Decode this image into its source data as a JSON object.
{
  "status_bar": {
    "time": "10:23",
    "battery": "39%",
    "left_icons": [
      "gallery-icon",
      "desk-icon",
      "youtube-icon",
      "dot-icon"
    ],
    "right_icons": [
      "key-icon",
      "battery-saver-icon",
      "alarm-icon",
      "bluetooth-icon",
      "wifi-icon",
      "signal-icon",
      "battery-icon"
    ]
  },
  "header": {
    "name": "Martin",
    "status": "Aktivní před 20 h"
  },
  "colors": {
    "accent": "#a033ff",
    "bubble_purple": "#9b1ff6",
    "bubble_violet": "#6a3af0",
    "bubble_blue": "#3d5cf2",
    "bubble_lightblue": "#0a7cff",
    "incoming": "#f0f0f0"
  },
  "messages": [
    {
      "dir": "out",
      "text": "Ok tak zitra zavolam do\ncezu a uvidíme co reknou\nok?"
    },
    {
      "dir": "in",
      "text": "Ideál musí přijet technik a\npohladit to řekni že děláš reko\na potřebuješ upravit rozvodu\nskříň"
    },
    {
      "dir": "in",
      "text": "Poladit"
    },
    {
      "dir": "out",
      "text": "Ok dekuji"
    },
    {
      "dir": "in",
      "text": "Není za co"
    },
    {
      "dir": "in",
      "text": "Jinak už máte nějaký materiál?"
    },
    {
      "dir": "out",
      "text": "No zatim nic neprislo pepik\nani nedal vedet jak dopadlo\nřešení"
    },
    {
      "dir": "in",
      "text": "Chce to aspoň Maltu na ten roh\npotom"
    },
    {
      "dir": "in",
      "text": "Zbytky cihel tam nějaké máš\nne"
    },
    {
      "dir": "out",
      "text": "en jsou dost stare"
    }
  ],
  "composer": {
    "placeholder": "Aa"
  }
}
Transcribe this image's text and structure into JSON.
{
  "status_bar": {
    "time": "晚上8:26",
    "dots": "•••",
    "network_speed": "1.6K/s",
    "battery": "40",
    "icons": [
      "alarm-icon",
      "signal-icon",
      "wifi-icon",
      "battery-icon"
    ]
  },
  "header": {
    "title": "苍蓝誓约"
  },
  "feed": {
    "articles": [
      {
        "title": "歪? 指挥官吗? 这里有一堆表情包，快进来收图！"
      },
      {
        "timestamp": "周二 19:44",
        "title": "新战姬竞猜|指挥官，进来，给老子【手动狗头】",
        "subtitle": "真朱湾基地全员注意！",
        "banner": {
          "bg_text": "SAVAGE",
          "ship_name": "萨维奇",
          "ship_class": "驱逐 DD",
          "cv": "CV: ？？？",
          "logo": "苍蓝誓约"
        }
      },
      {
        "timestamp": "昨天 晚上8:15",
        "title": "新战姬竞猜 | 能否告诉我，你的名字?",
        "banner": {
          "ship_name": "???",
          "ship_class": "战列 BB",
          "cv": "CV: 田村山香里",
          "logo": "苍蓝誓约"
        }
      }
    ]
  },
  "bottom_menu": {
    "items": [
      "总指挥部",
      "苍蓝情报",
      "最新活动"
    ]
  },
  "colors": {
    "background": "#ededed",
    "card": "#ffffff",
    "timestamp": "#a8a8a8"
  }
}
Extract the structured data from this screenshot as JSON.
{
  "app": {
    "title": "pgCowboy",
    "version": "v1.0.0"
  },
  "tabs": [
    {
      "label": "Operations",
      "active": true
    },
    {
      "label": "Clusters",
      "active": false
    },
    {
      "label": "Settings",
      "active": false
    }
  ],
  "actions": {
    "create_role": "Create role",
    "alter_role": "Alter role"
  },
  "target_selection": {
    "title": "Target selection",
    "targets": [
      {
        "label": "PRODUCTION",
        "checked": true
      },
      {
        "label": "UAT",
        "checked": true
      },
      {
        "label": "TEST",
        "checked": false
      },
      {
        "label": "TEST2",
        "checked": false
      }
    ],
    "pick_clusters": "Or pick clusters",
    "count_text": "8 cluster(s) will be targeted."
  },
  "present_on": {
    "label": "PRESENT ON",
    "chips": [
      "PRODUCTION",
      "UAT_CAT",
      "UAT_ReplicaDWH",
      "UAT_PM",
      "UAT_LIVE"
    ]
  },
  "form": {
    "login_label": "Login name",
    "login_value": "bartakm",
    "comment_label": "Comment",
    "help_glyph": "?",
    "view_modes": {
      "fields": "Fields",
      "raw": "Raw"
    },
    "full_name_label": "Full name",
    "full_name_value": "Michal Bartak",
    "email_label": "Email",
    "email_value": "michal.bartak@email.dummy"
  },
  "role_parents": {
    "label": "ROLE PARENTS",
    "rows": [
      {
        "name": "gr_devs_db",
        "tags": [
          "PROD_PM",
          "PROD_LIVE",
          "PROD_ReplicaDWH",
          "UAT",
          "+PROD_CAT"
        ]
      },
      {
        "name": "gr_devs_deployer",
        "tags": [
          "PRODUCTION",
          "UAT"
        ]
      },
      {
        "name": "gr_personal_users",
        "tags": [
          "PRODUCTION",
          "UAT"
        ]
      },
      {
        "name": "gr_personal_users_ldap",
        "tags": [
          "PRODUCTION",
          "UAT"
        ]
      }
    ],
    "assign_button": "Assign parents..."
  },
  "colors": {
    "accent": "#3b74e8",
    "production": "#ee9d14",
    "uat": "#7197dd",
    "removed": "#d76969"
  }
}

◆ **Problem to solve**
Word for word, extract all the records.

◆ **Result of the task**
Decode this image into its source data as a JSON object.
{
  "status_bar": {
    "time": "10:23",
    "battery": "39%",
    "left_icons": [
      "gallery-icon",
      "desk-icon",
      "youtube-icon",
      "dot-icon"
    ],
    "right_icons": [
      "key-icon",
      "battery-saver-icon",
      "alarm-icon",
      "bluetooth-icon",
      "wifi-icon",
      "signal-icon",
      "battery-icon"
    ]
  },
  "header": {
    "name": "Martin",
    "status": "Aktivní před 20 h"
  },
  "colors": {
    "accent": "#a033ff",
    "bubble_purple": "#9b1ff6",
    "bubble_violet": "#6a3af0",
    "bubble_blue": "#3d5cf2",
    "bubble_lightblue": "#0a7cff",
    "incoming": "#f0f0f0"
  },
  "messages": [
    {
      "dir": "out",
      "text": "Ok tak zitra zavolam do\ncezu a uvidíme co reknou\nok?"
    },
    {
      "dir": "in",
      "text": "Ideál musí přijet technik a\npohladit to řekni že děláš reko\na potřebuješ upravit rozvodu\nskříň"
    },
    {
      "dir": "in",
      "text": "Poladit"
    },
    {
      "dir": "out",
      "text": "Ok dekuji"
    },
    {
      "dir": "in",
      "text": "Není za co"
    },
    {
      "dir": "in",
      "text": "Jinak už máte nějaký materiál?"
    },
    {
      "dir": "out",
      "text": "No zatim nic neprislo pepik\nani nedal vedet jak dopadlo\nřešení"
    },
    {
      "dir": "in",
      "text": "Chce to aspoň Maltu na ten roh\npotom"
    },
    {
      "dir": "in",
      "text": "Zbytky cihel tam nějaké máš\nne"
    },
    {
      "dir": "out",
      "text": "en jsou dost stare"
    }
  ],
  "composer": {
    "placeholder": "Aa"
  }
}
Transcribe this image's text and structure into JSON.
{
  "status_bar": {
    "time": "晚上8:26",
    "dots": "•••",
    "network_speed": "1.6K/s",
    "battery": "40",
    "icons": [
      "alarm-icon",
      "signal-icon",
      "wifi-icon",
      "battery-icon"
    ]
  },
  "header": {
    "title": "苍蓝誓约"
  },
  "feed": {
    "articles": [
      {
        "title": "歪? 指挥官吗? 这里有一堆表情包，快进来收图！"
      },
      {
        "timestamp": "周二 19:44",
        "title": "新战姬竞猜|指挥官，进来，给老子【手动狗头】",
        "subtitle": "真朱湾基地全员注意！",
        "banner": {
          "bg_text": "SAVAGE",
          "ship_name": "萨维奇",
          "ship_class": "驱逐 DD",
          "cv": "CV: ？？？",
          "logo": "苍蓝誓约"
        }
      },
      {
        "timestamp": "昨天 晚上8:15",
        "title": "新战姬竞猜 | 能否告诉我，你的名字?",
        "banner": {
          "ship_name": "???",
          "ship_class": "战列 BB",
          "cv": "CV: 田村山香里",
          "logo": "苍蓝誓约"
        }
      }
    ]
  },
  "bottom_menu": {
    "items": [
      "总指挥部",
      "苍蓝情报",
      "最新活动"
    ]
  },
  "colors": {
    "background": "#ededed",
    "card": "#ffffff",
    "timestamp": "#a8a8a8"
  }
}
Extract the structured data from this screenshot as JSON.
{
  "app": {
    "title": "pgCowboy",
    "version": "v1.0.0"
  },
  "tabs": [
    {
      "label": "Operations",
      "active": true
    },
    {
      "label": "Clusters",
      "active": false
    },
    {
      "label": "Settings",
      "active": false
    }
  ],
  "actions": {
    "create_role": "Create role",
    "alter_role": "Alter role"
  },
  "target_selection": {
    "title": "Target selection",
    "targets": [
      {
        "label": "PRODUCTION",
        "checked": true
      },
      {
        "label": "UAT",
        "checked": true
      },
      {
        "label": "TEST",
        "checked": false
      },
      {
        "label": "TEST2",
        "checked": false
      }
    ],
    "pick_clusters": "Or pick clusters",
    "count_text": "8 cluster(s) will be targeted."
  },
  "present_on": {
    "label": "PRESENT ON",
    "chips": [
      "PRODUCTION",
      "UAT_CAT",
      "UAT_ReplicaDWH",
      "UAT_PM",
      "UAT_LIVE"
    ]
  },
  "form": {
    "login_label": "Login name",
    "login_value": "bartakm",
    "comment_label": "Comment",
    "help_glyph": "?",
    "view_modes": {
      "fields": "Fields",
      "raw": "Raw"
    },
    "full_name_label": "Full name",
    "full_name_value": "Michal Bartak",
    "email_label": "Email",
    "email_value": "michal.bartak@email.dummy"
  },
  "role_parents": {
    "label": "ROLE PARENTS",
    "rows": [
      {
        "name": "gr_devs_db",
        "tags": [
          "PROD_PM",
          "PROD_LIVE",
          "PROD_ReplicaDWH",
          "UAT",
          "+PROD_CAT"
        ]
      },
      {
        "name": "gr_devs_deployer",
        "tags": [
          "PRODUCTION",
          "UAT"
        ]
      },
      {
        "name": "gr_personal_users",
        "tags": [
          "PRODUCTION",
          "UAT"
        ]
      },
      {
        "name": "gr_personal_users_ldap",
        "tags": [
          "PRODUCTION",
          "UAT"
        ]
      }
    ],
    "assign_button": "Assign parents..."
  },
  "colors": {
    "accent": "#3b74e8",
    "production": "#ee9d14",
    "uat": "#7197dd",
    "removed": "#d76969"
  }
}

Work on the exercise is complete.